What is needed:
Retype every entry in its entirety, without alteration.

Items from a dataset
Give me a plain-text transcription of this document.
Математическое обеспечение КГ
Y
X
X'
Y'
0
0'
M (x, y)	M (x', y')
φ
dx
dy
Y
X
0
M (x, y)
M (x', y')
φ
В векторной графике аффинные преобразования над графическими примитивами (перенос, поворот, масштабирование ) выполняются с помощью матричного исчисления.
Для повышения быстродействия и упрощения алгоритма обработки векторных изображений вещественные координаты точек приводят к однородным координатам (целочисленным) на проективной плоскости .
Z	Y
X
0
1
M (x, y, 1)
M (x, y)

The reply:
Give me a plain-text transcription of this document.
Математическое обеспечение КГ
Y
X
X'
Y'
0
0'
M (x, y)	M (x', y')
φ
dx
dy
Y
X
0
M (x, y)
M (x', y')
φ
В векторной графике аффинные преобразования над графическими примитивами (перенос, поворот, масштабирование ) выполняются с помощью матричного исчисления.
Для повышения быстродействия и упрощения алгоритма обработки векторных изображений вещественные координаты точек приводят к однородным координатам (целочисленным) на проективной плоскости .
Z	Y
X
0
1
M (x, y, 1)
M (x, y)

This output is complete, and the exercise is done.